- Objective: Write out the records below line for line, without any changes, and leave the pictures out.

- Information supplied:
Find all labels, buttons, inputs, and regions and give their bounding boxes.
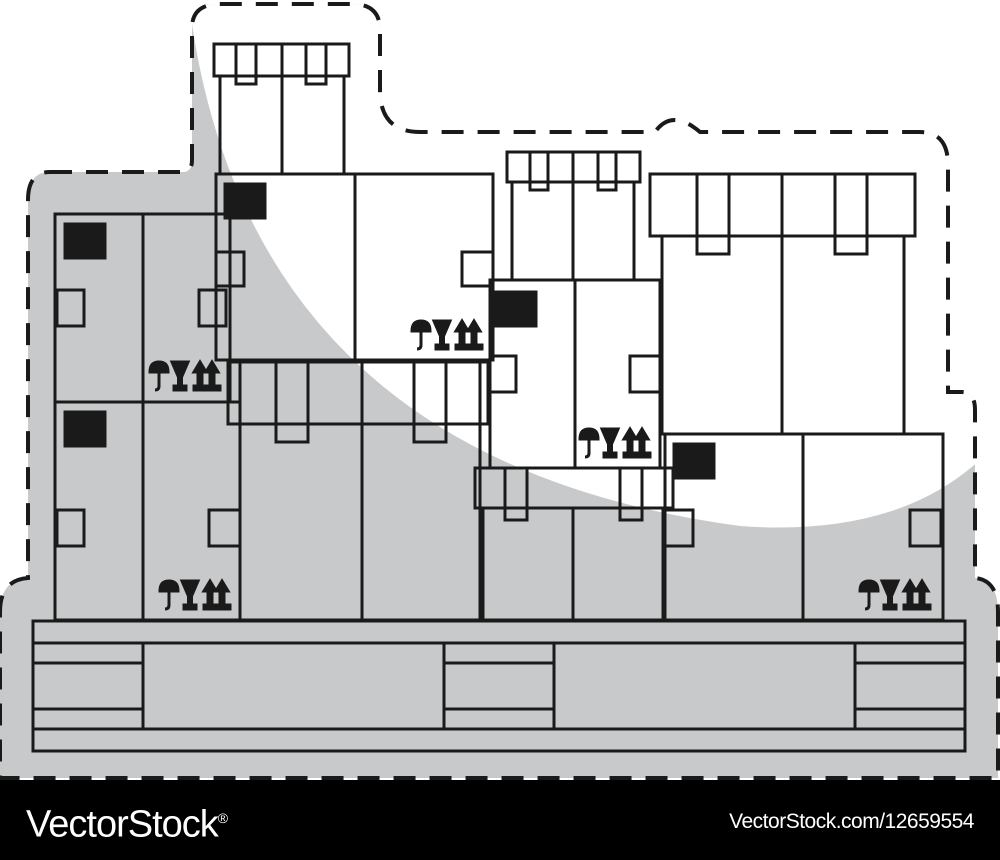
center-right-top-box (505, 150, 642, 282)
label-block-icon (223, 182, 267, 220)
label-block-icon (63, 410, 107, 448)
label-block-icon (672, 442, 716, 480)
cut-line (0, 2, 1000, 780)
boxes-on-pallet-illustration (0, 2, 1000, 780)
center-left-middle-box (214, 172, 495, 362)
center-right-middle-box (488, 278, 662, 470)
brand-logo: VectorStock® (26, 798, 228, 846)
right-stack-top-box (648, 172, 917, 436)
label-block-icon (494, 290, 538, 328)
label-block-icon (63, 222, 107, 260)
watermark-bar: VectorStock® VectorStock.com/12659554 (0, 780, 1000, 860)
image-credit: VectorStock.com/12659554 (729, 810, 974, 833)
brand-name: VectorStock (26, 803, 219, 846)
registered-mark: ® (217, 810, 228, 826)
wooden-pallet (31, 619, 967, 753)
center-left-top-box (212, 42, 351, 176)
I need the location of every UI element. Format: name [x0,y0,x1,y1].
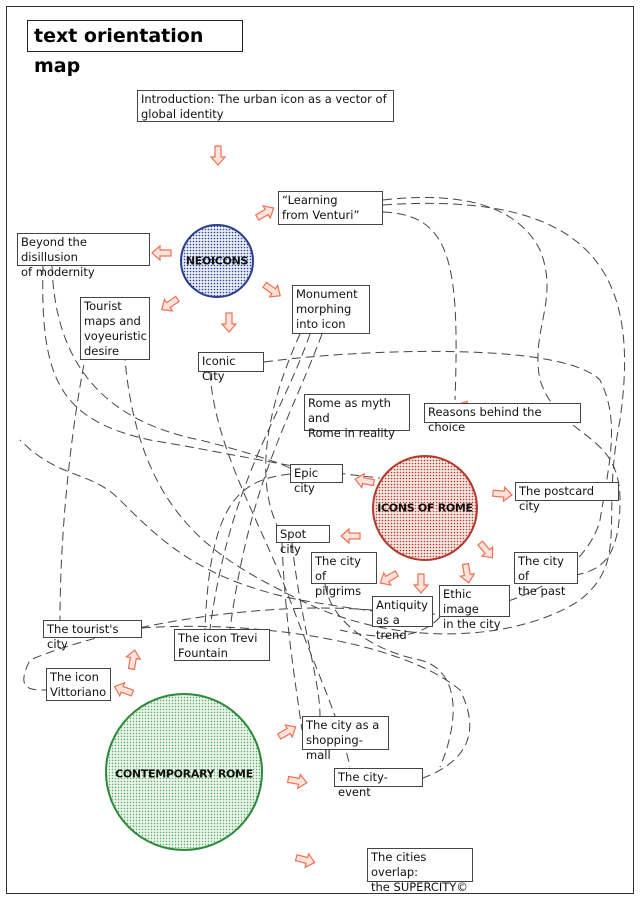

- Solution to the problem:
Find all labels, buttons, inputs, and regions and give their bounding boxes.
center-right-top-box (505, 150, 642, 282)
label-block-icon (223, 182, 267, 220)
label-block-icon (63, 410, 107, 448)
label-block-icon (672, 442, 716, 480)
cut-line (0, 2, 1000, 780)
boxes-on-pallet-illustration (0, 2, 1000, 780)
center-left-middle-box (214, 172, 495, 362)
center-right-middle-box (488, 278, 662, 470)
brand-logo: VectorStock® (26, 798, 228, 846)
right-stack-top-box (648, 172, 917, 436)
label-block-icon (494, 290, 538, 328)
label-block-icon (63, 222, 107, 260)
watermark-bar: VectorStock® VectorStock.com/12659554 (0, 780, 1000, 860)
image-credit: VectorStock.com/12659554 (729, 810, 974, 833)
brand-name: VectorStock (26, 803, 219, 846)
registered-mark: ® (217, 810, 228, 826)
wooden-pallet (31, 619, 967, 753)
center-left-top-box (212, 42, 351, 176)
I need the location of every UI element. Format: name [x0,y0,x1,y1].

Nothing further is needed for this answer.